Supplied entries:

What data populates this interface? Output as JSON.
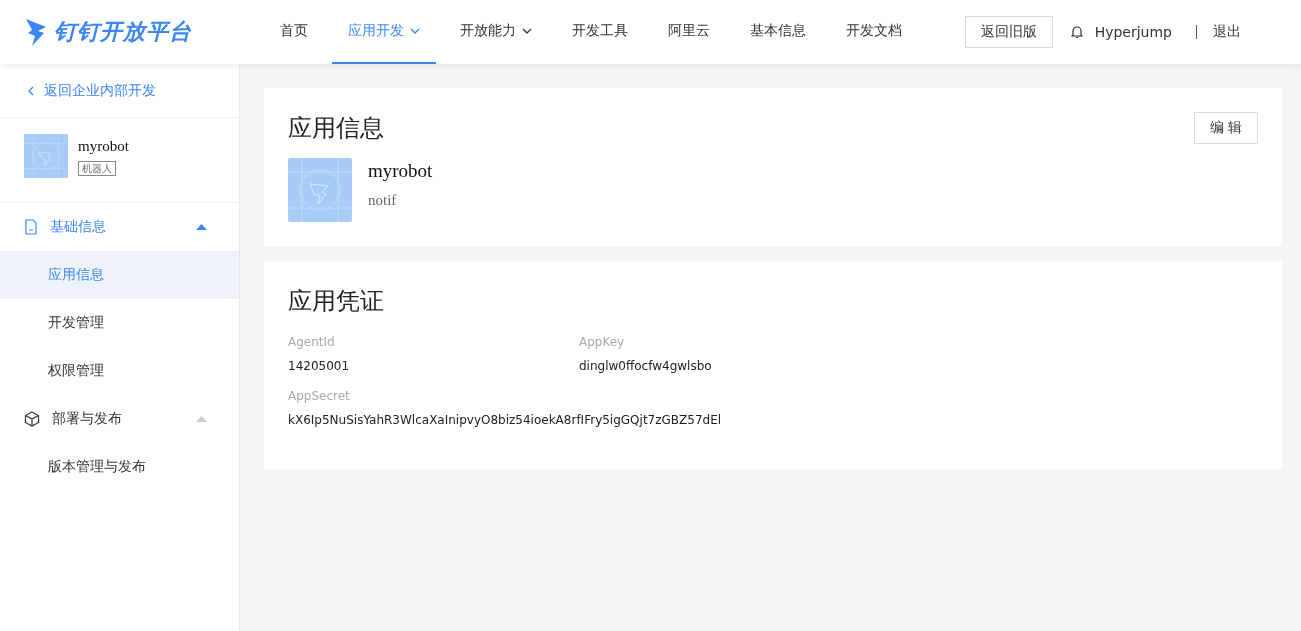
{
  "header": {
    "logo": "钉钉开放平台",
    "nav": [
      {
        "label": "首页",
        "selected": false,
        "dropdown": false
      },
      {
        "label": "应用开发",
        "selected": true,
        "dropdown": true
      },
      {
        "label": "开放能力",
        "selected": false,
        "dropdown": true
      },
      {
        "label": "开发工具",
        "selected": false,
        "dropdown": false
      },
      {
        "label": "阿里云",
        "selected": false,
        "dropdown": false
      },
      {
        "label": "基本信息",
        "selected": false,
        "dropdown": false
      },
      {
        "label": "开发文档",
        "selected": false,
        "dropdown": false
      }
    ],
    "old_version_button": "返回旧版",
    "user": "Hyperjump",
    "logout": "退出"
  },
  "sidebar": {
    "back_link": "返回企业内部开发",
    "app": {
      "name": "myrobot",
      "tag": "机器人"
    },
    "groups": [
      {
        "kind": "doc",
        "label": "基础信息",
        "selected": true,
        "expanded": true,
        "children": [
          {
            "label": "应用信息",
            "selected": true
          },
          {
            "label": "开发管理",
            "selected": false
          },
          {
            "label": "权限管理",
            "selected": false
          }
        ]
      },
      {
        "kind": "box",
        "label": "部署与发布",
        "selected": false,
        "expanded": true,
        "children": [
          {
            "label": "版本管理与发布",
            "selected": false
          }
        ]
      }
    ]
  },
  "app_info": {
    "title": "应用信息",
    "edit_button": "编 辑",
    "name": "myrobot",
    "description": "notif"
  },
  "credentials": {
    "title": "应用凭证",
    "fields": [
      {
        "label": "AgentId",
        "value": "14205001"
      },
      {
        "label": "AppKey",
        "value": "dinglw0ffocfw4gwlsbo"
      },
      {
        "label": "AppSecret",
        "value": "kX6Ip5NuSisYahR3WlcaXaInipvyO8biz54ioekA8rfIFry5igGQjt7zGBZ57dEl"
      }
    ]
  }
}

Task instructions:
The data above should be repeated exactly, minus any pictures.

Reply to the exercise:
What data populates this interface? Output as JSON.
{
  "header": {
    "logo": "钉钉开放平台",
    "nav": [
      {
        "label": "首页",
        "selected": false,
        "dropdown": false
      },
      {
        "label": "应用开发",
        "selected": true,
        "dropdown": true
      },
      {
        "label": "开放能力",
        "selected": false,
        "dropdown": true
      },
      {
        "label": "开发工具",
        "selected": false,
        "dropdown": false
      },
      {
        "label": "阿里云",
        "selected": false,
        "dropdown": false
      },
      {
        "label": "基本信息",
        "selected": false,
        "dropdown": false
      },
      {
        "label": "开发文档",
        "selected": false,
        "dropdown": false
      }
    ],
    "old_version_button": "返回旧版",
    "user": "Hyperjump",
    "logout": "退出"
  },
  "sidebar": {
    "back_link": "返回企业内部开发",
    "app": {
      "name": "myrobot",
      "tag": "机器人"
    },
    "groups": [
      {
        "kind": "doc",
        "label": "基础信息",
        "selected": true,
        "expanded": true,
        "children": [
          {
            "label": "应用信息",
            "selected": true
          },
          {
            "label": "开发管理",
            "selected": false
          },
          {
            "label": "权限管理",
            "selected": false
          }
        ]
      },
      {
        "kind": "box",
        "label": "部署与发布",
        "selected": false,
        "expanded": true,
        "children": [
          {
            "label": "版本管理与发布",
            "selected": false
          }
        ]
      }
    ]
  },
  "app_info": {
    "title": "应用信息",
    "edit_button": "编 辑",
    "name": "myrobot",
    "description": "notif"
  },
  "credentials": {
    "title": "应用凭证",
    "fields": [
      {
        "label": "AgentId",
        "value": "14205001"
      },
      {
        "label": "AppKey",
        "value": "dinglw0ffocfw4gwlsbo"
      },
      {
        "label": "AppSecret",
        "value": "kX6Ip5NuSisYahR3WlcaXaInipvyO8biz54ioekA8rfIFry5igGQjt7zGBZ57dEl"
      }
    ]
  }
}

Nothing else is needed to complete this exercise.